_Passage_:
When CID agents came to his door, Kerney froze up. All they did was bring back bad thoughts, and he had tried so hard to forget. Surely there must be others they could talk to, he suggested. But after several minutes of questioning, Kerney admitted he knew Ybarra, though nothing about a baby being killed. “I just don’t know anything,” he said.
In the ensuing weeks, more soldiers were found, each one a near and useless carbon copy of the other: they were clearly distressed and edgy but drew a blank when it came to war crimes. “These guys are nervous. Something’s up,” one agent wrote Apsey. But one couldn’t base a case on shadows and nervous tics.

_Tasks for this exercise_:
- A) Can you put the listing's lines, starting with its first line and going on through the line that contains "188, 157, 199]", into a JSON list of strings with one string per line and blank lines left out?
- B) How might the passage about the CID agents questioning Kerney and the other soldiers go on after its final sentence?

_Exercise data_:
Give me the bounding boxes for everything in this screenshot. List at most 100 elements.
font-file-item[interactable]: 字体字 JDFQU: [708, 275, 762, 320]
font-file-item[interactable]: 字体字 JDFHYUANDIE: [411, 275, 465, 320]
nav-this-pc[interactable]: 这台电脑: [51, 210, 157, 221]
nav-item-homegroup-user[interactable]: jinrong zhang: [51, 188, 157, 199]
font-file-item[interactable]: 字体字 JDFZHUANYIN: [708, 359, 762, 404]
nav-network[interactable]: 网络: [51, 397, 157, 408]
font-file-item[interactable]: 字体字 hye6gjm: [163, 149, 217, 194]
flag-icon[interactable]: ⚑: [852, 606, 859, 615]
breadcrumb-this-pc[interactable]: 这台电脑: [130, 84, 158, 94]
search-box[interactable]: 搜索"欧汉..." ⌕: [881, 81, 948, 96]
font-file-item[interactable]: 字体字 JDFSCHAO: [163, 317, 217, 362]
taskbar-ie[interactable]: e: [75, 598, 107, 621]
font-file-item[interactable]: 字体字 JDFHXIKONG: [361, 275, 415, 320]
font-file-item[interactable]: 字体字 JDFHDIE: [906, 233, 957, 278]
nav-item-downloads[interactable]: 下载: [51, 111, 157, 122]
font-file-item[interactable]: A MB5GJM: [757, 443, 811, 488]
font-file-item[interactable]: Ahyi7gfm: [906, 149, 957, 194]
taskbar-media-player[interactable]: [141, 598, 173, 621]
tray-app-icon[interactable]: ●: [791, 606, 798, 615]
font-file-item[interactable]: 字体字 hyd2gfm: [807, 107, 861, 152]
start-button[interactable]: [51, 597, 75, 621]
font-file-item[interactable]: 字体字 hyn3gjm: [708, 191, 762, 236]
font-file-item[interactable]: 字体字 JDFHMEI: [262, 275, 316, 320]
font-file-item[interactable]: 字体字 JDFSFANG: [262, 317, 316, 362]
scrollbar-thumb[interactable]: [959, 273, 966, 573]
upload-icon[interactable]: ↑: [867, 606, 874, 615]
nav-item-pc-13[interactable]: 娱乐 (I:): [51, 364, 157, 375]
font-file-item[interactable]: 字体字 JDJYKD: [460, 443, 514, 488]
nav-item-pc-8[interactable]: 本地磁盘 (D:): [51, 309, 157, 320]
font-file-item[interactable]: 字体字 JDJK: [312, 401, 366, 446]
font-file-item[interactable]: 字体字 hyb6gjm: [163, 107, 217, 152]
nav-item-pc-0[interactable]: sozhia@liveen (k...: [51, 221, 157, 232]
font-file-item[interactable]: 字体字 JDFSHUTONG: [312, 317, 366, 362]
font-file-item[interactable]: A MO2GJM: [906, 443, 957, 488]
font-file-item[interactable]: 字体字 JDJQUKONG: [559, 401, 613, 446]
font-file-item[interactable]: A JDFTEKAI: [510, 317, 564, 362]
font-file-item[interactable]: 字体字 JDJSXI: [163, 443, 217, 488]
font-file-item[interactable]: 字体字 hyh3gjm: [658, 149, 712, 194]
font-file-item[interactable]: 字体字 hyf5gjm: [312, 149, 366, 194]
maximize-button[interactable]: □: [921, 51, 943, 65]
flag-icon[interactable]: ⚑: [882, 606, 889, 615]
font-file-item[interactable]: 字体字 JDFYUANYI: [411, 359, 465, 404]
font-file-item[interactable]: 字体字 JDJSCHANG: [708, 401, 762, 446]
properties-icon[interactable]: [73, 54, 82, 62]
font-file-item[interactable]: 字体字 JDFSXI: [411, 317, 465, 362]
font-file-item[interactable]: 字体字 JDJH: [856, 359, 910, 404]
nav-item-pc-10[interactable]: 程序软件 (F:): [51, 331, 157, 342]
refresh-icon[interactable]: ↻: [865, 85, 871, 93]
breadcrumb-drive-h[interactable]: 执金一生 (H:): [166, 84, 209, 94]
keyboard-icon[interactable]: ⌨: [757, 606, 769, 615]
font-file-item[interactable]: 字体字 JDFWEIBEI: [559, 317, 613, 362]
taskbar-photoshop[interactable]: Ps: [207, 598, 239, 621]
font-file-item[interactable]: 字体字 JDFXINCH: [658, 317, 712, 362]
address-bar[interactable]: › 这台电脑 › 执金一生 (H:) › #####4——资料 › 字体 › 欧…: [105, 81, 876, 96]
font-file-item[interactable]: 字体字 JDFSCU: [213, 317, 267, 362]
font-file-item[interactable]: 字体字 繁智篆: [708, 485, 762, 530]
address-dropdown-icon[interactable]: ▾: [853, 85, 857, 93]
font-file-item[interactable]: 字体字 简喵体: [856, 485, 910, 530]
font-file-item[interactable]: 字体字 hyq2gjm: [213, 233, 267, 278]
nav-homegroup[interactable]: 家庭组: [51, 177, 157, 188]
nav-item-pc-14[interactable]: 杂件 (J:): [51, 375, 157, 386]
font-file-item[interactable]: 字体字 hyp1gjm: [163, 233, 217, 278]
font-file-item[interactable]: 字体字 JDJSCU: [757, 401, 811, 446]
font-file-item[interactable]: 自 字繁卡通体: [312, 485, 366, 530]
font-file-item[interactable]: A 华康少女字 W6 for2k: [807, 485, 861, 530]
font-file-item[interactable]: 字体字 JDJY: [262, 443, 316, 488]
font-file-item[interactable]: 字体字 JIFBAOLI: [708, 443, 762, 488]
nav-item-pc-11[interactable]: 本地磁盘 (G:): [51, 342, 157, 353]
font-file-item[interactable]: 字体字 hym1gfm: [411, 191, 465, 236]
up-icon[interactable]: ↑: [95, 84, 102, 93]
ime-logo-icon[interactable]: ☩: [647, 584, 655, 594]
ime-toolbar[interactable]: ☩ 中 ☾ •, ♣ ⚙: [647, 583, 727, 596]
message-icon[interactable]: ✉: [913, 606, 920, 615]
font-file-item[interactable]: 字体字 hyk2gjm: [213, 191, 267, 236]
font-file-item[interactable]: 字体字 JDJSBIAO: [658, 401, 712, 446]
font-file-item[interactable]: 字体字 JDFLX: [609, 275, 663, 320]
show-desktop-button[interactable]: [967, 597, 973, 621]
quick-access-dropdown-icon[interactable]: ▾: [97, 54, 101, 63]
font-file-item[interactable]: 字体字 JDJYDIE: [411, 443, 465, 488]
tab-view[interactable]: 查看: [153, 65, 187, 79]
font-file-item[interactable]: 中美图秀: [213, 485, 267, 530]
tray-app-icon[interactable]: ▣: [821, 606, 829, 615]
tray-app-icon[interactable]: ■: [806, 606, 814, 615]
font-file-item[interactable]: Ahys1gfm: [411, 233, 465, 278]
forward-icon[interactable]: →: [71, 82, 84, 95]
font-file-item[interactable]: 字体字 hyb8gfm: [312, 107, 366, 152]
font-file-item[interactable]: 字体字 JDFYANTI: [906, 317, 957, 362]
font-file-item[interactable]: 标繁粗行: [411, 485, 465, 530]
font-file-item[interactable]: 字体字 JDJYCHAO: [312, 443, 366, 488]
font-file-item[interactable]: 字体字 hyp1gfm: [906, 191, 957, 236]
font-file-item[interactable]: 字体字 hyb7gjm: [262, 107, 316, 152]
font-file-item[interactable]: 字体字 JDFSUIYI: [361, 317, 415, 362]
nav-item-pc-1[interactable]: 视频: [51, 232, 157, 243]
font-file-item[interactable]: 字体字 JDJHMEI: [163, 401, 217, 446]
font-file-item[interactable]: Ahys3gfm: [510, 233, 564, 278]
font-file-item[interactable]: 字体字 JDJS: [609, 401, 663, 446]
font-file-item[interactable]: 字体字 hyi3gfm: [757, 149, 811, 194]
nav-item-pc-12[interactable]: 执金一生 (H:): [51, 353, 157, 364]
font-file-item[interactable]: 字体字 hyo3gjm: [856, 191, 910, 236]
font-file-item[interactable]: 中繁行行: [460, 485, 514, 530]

_Outputs by task_:
- A)
[
  "Give me the bounding boxes for everything in this screenshot. List at most 100 elements.",
  "font-file-item[interactable]: 字体字 JDFQU: [708, 275, 762, 320]",
  "font-file-item[interactable]: 字体字 JDFHYUANDIE: [411, 275, 465, 320]",
  "nav-this-pc[interactable]: 这台电脑: [51, 210, 157, 221]",
  "nav-item-homegroup-user[interactable]: jinrong zhang: [51, 188, 157, 199]"
]

- B)
In November, Apsey decided to fly to New Orleans to interview Harold Fischer. Like so many other veterans, Fischer was clearly traumatized by the war. He had trouble sleeping and keeping jobs after his discharge, but had kept much of his troubles to himself. Shortly after he rotated out of Tiger Force, he had been shipped to a line company to finish his tour, but he was clearly distressed from his days with the platoon. When a lieutenant ordered him to skip a stand-down—a brief period of rest and relaxation—and return to the field, Fischer refused. When the officer insisted, he had picked up his M16 and fired at the lieutenant’s feet. Fischer was court-martialed for insubordination and spent sixty-one days in the military jail known as Camp LBJ. After returning to the United States, he began dropping acid and drinking. “I had to dull the pain,” he recalled. “I had nothing in common with the average person.”
Fischer was sent to Fort Sam Houston in San Antonio to finish his last few months in service, when an antiwar protest sent him into a tizzy. “I just couldn’t take it,” he said. “It just triggered everything from the war.” He went on a long binge, drinking and smoking marijuana for days. After his discharge, he moved with a girlfriend to New Orleans, where he got a job selling used cars.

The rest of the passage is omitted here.